**YOUR TASK:** Each line from the one that contains "Convert this screenshot" to the end of the material must be set down exactly, and no line before it.

Records from a collection of figures:
+ + + +

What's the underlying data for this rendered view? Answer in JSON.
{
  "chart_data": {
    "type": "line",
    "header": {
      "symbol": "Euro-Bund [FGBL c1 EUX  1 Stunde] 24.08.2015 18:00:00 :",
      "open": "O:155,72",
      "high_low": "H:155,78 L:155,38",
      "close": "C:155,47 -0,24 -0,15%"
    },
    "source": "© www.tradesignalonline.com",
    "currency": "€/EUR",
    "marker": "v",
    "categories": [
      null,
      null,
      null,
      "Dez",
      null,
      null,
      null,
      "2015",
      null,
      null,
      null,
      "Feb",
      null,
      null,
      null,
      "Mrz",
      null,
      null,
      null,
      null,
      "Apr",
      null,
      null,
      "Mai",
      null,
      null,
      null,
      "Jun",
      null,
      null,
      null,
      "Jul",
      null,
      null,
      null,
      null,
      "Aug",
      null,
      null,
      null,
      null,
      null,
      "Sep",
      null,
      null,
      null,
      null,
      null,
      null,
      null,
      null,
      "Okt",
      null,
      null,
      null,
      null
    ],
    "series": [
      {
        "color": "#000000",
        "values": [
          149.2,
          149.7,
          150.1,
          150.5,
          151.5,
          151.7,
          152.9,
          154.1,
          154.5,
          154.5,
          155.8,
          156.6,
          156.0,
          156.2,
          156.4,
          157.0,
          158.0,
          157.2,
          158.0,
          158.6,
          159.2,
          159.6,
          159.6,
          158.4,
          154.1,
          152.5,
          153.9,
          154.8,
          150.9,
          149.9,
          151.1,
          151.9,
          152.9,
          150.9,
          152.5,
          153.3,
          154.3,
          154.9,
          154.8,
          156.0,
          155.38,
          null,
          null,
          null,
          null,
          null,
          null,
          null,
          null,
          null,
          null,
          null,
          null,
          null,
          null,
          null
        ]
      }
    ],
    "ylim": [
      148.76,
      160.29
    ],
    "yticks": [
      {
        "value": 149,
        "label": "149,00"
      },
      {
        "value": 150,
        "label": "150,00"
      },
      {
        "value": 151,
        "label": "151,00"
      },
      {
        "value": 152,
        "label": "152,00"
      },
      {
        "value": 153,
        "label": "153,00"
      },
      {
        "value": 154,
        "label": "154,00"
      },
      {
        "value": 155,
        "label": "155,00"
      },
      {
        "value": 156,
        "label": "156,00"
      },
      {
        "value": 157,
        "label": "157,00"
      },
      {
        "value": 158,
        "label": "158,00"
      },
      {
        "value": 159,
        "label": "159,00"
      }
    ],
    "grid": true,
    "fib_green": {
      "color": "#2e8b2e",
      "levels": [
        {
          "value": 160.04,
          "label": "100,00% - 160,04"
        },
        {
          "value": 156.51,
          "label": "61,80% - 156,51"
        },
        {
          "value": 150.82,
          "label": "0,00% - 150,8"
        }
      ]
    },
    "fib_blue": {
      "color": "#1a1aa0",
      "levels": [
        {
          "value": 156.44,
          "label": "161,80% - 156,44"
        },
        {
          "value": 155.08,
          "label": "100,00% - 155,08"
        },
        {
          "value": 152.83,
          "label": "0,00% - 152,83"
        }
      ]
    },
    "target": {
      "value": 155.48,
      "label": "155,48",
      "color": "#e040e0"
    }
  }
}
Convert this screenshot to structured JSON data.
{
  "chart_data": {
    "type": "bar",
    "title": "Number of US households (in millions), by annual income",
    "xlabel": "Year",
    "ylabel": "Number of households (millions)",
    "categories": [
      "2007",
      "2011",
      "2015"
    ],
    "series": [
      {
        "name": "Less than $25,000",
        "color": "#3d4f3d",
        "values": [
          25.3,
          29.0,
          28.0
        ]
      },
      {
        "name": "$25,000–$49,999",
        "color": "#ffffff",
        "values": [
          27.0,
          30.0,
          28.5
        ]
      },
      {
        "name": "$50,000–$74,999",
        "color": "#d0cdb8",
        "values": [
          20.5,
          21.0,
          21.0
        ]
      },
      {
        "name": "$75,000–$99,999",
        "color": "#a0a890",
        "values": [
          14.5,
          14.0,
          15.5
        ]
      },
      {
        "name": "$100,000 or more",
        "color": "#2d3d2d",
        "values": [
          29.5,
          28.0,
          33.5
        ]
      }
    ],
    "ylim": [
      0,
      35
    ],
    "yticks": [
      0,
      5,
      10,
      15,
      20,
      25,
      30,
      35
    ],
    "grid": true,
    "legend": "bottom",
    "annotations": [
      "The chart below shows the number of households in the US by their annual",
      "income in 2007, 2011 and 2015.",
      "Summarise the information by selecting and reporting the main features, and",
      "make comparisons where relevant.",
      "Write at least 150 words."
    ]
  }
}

+ + + +

**EXERCISE SOLUTION:**
Convert this screenshot to structured JSON data.
{
  "chart_data": {
    "type": "bar",
    "title": "Number of US households (in millions), by annual income",
    "xlabel": "Year",
    "ylabel": "Number of households (millions)",
    "categories": [
      "2007",
      "2011",
      "2015"
    ],
    "series": [
      {
        "name": "Less than $25,000",
        "color": "#3d4f3d",
        "values": [
          25.3,
          29.0,
          28.0
        ]
      },
      {
        "name": "$25,000–$49,999",
        "color": "#ffffff",
        "values": [
          27.0,
          30.0,
          28.5
        ]
      },
      {
        "name": "$50,000–$74,999",
        "color": "#d0cdb8",
        "values": [
          20.5,
          21.0,
          21.0
        ]
      },
      {
        "name": "$75,000–$99,999",
        "color": "#a0a890",
        "values": [
          14.5,
          14.0,
          15.5
        ]
      },
      {
        "name": "$100,000 or more",
        "color": "#2d3d2d",
        "values": [
          29.5,
          28.0,
          33.5
        ]
      }
    ],
    "ylim": [
      0,
      35
    ],
    "yticks": [
      0,
      5,
      10,
      15,
      20,
      25,
      30,
      35
    ],
    "grid": true,
    "legend": "bottom",
    "annotations": [
      "The chart below shows the number of households in the US by their annual",
      "income in 2007, 2011 and 2015.",
      "Summarise the information by selecting and reporting the main features, and",
      "make comparisons where relevant.",
      "Write at least 150 words."
    ]
  }
}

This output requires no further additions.